DIRECTIVE ▸ Will you output all of the data below exactly, omitting the images?

(Figure content listings)
────────────────────

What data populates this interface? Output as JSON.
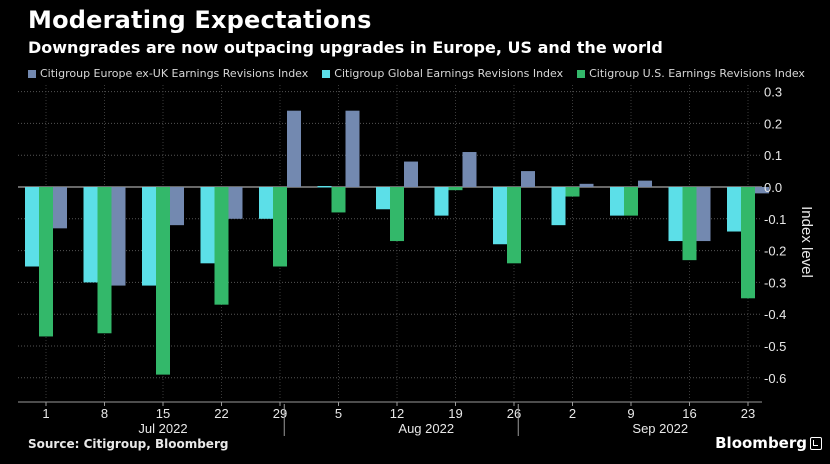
{
  "header": {
    "title": "Moderating Expectations",
    "subtitle": "Downgrades are now outpacing upgrades in Europe, US and the world"
  },
  "footer": {
    "source": "Source: Citigroup, Bloomberg",
    "brand": "Bloomberg"
  },
  "colors": {
    "europe": "#7389b0",
    "global": "#5cdfe8",
    "us": "#33b86a",
    "background": "#000000"
  },
  "chart_data": {
    "type": "bar",
    "title": "Moderating Expectations",
    "subtitle": "Downgrades are now outpacing upgrades in Europe, US and the world",
    "ylabel": "Index level",
    "ylim": [
      -0.65,
      0.32
    ],
    "yticks": [
      0.3,
      0.2,
      0.1,
      0.0,
      -0.1,
      -0.2,
      -0.3,
      -0.4,
      -0.5,
      -0.6
    ],
    "ytick_labels": [
      "0.3",
      "0.2",
      "0.1",
      "0.0",
      "-0.1",
      "-0.2",
      "-0.3",
      "-0.4",
      "-0.5",
      "-0.6"
    ],
    "categories": [
      "1",
      "8",
      "15",
      "22",
      "29",
      "5",
      "12",
      "19",
      "26",
      "2",
      "9",
      "16",
      "23"
    ],
    "months": [
      {
        "label": "Jul 2022",
        "start": 0,
        "end": 4
      },
      {
        "label": "Aug 2022",
        "start": 5,
        "end": 8
      },
      {
        "label": "Sep 2022",
        "start": 9,
        "end": 12
      }
    ],
    "series": [
      {
        "name": "Citigroup Global Earnings Revisions Index",
        "key": "global",
        "values": [
          -0.25,
          -0.3,
          -0.31,
          -0.24,
          -0.1,
          0.0,
          -0.07,
          -0.09,
          -0.18,
          -0.12,
          -0.09,
          -0.17,
          -0.14
        ]
      },
      {
        "name": "Citigroup U.S. Earnings Revisions Index",
        "key": "us",
        "values": [
          -0.47,
          -0.46,
          -0.59,
          -0.37,
          -0.25,
          -0.08,
          -0.17,
          -0.01,
          -0.24,
          -0.03,
          -0.09,
          -0.23,
          -0.35
        ]
      },
      {
        "name": "Citigroup Europe ex-UK Earnings Revisions Index",
        "key": "europe",
        "values": [
          -0.13,
          -0.31,
          -0.12,
          -0.1,
          0.24,
          0.24,
          0.08,
          0.11,
          0.05,
          0.01,
          0.02,
          -0.17,
          -0.02
        ]
      }
    ],
    "legend": [
      {
        "label": "Citigroup Europe ex-UK Earnings Revisions Index",
        "key": "europe"
      },
      {
        "label": "Citigroup Global Earnings Revisions Index",
        "key": "global"
      },
      {
        "label": "Citigroup U.S. Earnings Revisions Index",
        "key": "us"
      }
    ],
    "legend_position": "top-left",
    "grid": true
  }
}
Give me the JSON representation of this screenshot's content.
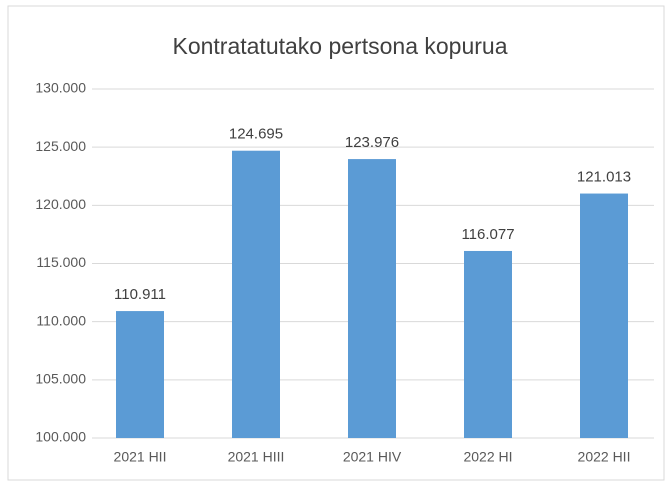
{
  "chart_data": {
    "type": "bar",
    "title": "Kontratatutako pertsona kopurua",
    "categories": [
      "2021 HII",
      "2021 HIII",
      "2021 HIV",
      "2022 HI",
      "2022 HII"
    ],
    "values": [
      110911,
      124695,
      123976,
      116077,
      121013
    ],
    "value_labels": [
      "110.911",
      "124.695",
      "123.976",
      "116.077",
      "121.013"
    ],
    "color": "#5b9bd5",
    "ylim": [
      100000,
      130000
    ],
    "yticks": [
      {
        "value": 100000,
        "label": "100.000"
      },
      {
        "value": 105000,
        "label": "105.000"
      },
      {
        "value": 110000,
        "label": "110.000"
      },
      {
        "value": 115000,
        "label": "115.000"
      },
      {
        "value": 120000,
        "label": "120.000"
      },
      {
        "value": 125000,
        "label": "125.000"
      },
      {
        "value": 130000,
        "label": "130.000"
      }
    ],
    "grid": true
  }
}
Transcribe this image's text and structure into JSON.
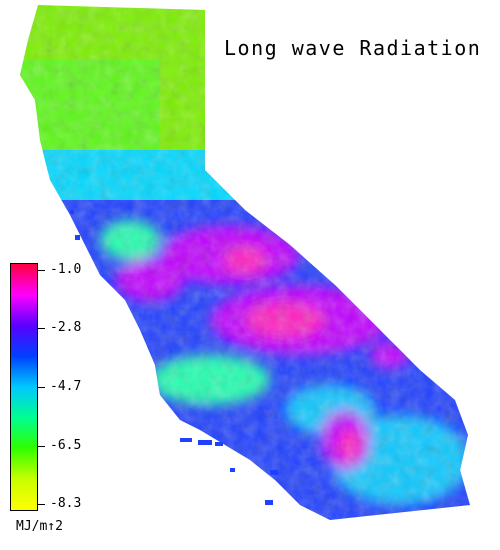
{
  "title": "Long wave Radiation",
  "legend": {
    "unit": "MJ/m↑2",
    "ticks": [
      "-1.0",
      "-2.8",
      "-4.7",
      "-6.5",
      "-8.3"
    ],
    "colors": [
      "#ff0040",
      "#ff00ff",
      "#5a00ff",
      "#0040ff",
      "#00c8ff",
      "#00ff90",
      "#30ff00",
      "#c8ff00",
      "#ffff00"
    ]
  },
  "map_colors": {
    "north": "#7cf000",
    "north_alt": "#40ff30",
    "transition": "#00d8ff",
    "central": "#2040ff",
    "high": "#c000ff",
    "peak": "#ff20c0",
    "coast": "#20ffb0",
    "south": "#10c8ff"
  }
}
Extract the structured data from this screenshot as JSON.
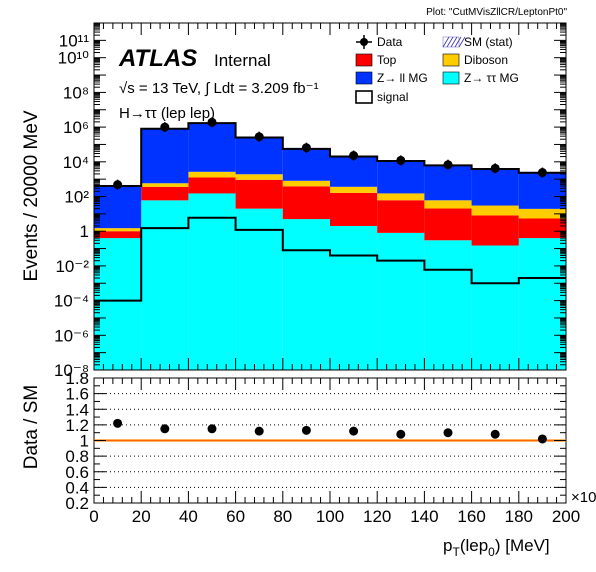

────────────────────

ANSWER FOR THIS EXERCISE ▸
What data populates this interface? Output as JSON.
{
  "header": {
    "title": "Moderating Expectations",
    "subtitle": "Downgrades are now outpacing upgrades in Europe, US and the world"
  },
  "footer": {
    "source": "Source: Citigroup, Bloomberg",
    "brand": "Bloomberg"
  },
  "colors": {
    "europe": "#7389b0",
    "global": "#5cdfe8",
    "us": "#33b86a",
    "background": "#000000"
  },
  "chart_data": {
    "type": "bar",
    "title": "Moderating Expectations",
    "subtitle": "Downgrades are now outpacing upgrades in Europe, US and the world",
    "ylabel": "Index level",
    "ylim": [
      -0.65,
      0.32
    ],
    "yticks": [
      0.3,
      0.2,
      0.1,
      0.0,
      -0.1,
      -0.2,
      -0.3,
      -0.4,
      -0.5,
      -0.6
    ],
    "ytick_labels": [
      "0.3",
      "0.2",
      "0.1",
      "0.0",
      "-0.1",
      "-0.2",
      "-0.3",
      "-0.4",
      "-0.5",
      "-0.6"
    ],
    "categories": [
      "1",
      "8",
      "15",
      "22",
      "29",
      "5",
      "12",
      "19",
      "26",
      "2",
      "9",
      "16",
      "23"
    ],
    "months": [
      {
        "label": "Jul 2022",
        "start": 0,
        "end": 4
      },
      {
        "label": "Aug 2022",
        "start": 5,
        "end": 8
      },
      {
        "label": "Sep 2022",
        "start": 9,
        "end": 12
      }
    ],
    "series": [
      {
        "name": "Citigroup Global Earnings Revisions Index",
        "key": "global",
        "values": [
          -0.25,
          -0.3,
          -0.31,
          -0.24,
          -0.1,
          0.0,
          -0.07,
          -0.09,
          -0.18,
          -0.12,
          -0.09,
          -0.17,
          -0.14
        ]
      },
      {
        "name": "Citigroup U.S. Earnings Revisions Index",
        "key": "us",
        "values": [
          -0.47,
          -0.46,
          -0.59,
          -0.37,
          -0.25,
          -0.08,
          -0.17,
          -0.01,
          -0.24,
          -0.03,
          -0.09,
          -0.23,
          -0.35
        ]
      },
      {
        "name": "Citigroup Europe ex-UK Earnings Revisions Index",
        "key": "europe",
        "values": [
          -0.13,
          -0.31,
          -0.12,
          -0.1,
          0.24,
          0.24,
          0.08,
          0.11,
          0.05,
          0.01,
          0.02,
          -0.17,
          -0.02
        ]
      }
    ],
    "legend": [
      {
        "label": "Citigroup Europe ex-UK Earnings Revisions Index",
        "key": "europe"
      },
      {
        "label": "Citigroup Global Earnings Revisions Index",
        "key": "global"
      },
      {
        "label": "Citigroup U.S. Earnings Revisions Index",
        "key": "us"
      }
    ],
    "legend_position": "top-left",
    "grid": true
  }
}
Give me the JSON representation of this screenshot's content.
{
  "chart_data": {
    "type": "bar",
    "title": "Kontratatutako pertsona kopurua",
    "categories": [
      "2021 HII",
      "2021 HIII",
      "2021 HIV",
      "2022 HI",
      "2022 HII"
    ],
    "values": [
      110911,
      124695,
      123976,
      116077,
      121013
    ],
    "value_labels": [
      "110.911",
      "124.695",
      "123.976",
      "116.077",
      "121.013"
    ],
    "color": "#5b9bd5",
    "ylim": [
      100000,
      130000
    ],
    "yticks": [
      {
        "value": 100000,
        "label": "100.000"
      },
      {
        "value": 105000,
        "label": "105.000"
      },
      {
        "value": 110000,
        "label": "110.000"
      },
      {
        "value": 115000,
        "label": "115.000"
      },
      {
        "value": 120000,
        "label": "120.000"
      },
      {
        "value": 125000,
        "label": "125.000"
      },
      {
        "value": 130000,
        "label": "130.000"
      }
    ],
    "grid": true
  }
}
Transcribe this image's text and structure into JSON.
{
  "title": "Long wave Radiation",
  "legend": {
    "unit": "MJ/m↑2",
    "ticks": [
      "-1.0",
      "-2.8",
      "-4.7",
      "-6.5",
      "-8.3"
    ],
    "colors": [
      "#ff0040",
      "#ff00ff",
      "#5a00ff",
      "#0040ff",
      "#00c8ff",
      "#00ff90",
      "#30ff00",
      "#c8ff00",
      "#ffff00"
    ]
  },
  "map_colors": {
    "north": "#7cf000",
    "north_alt": "#40ff30",
    "transition": "#00d8ff",
    "central": "#2040ff",
    "high": "#c000ff",
    "peak": "#ff20c0",
    "coast": "#20ffb0",
    "south": "#10c8ff"
  }
}
Extract the structured data from this screenshot as JSON.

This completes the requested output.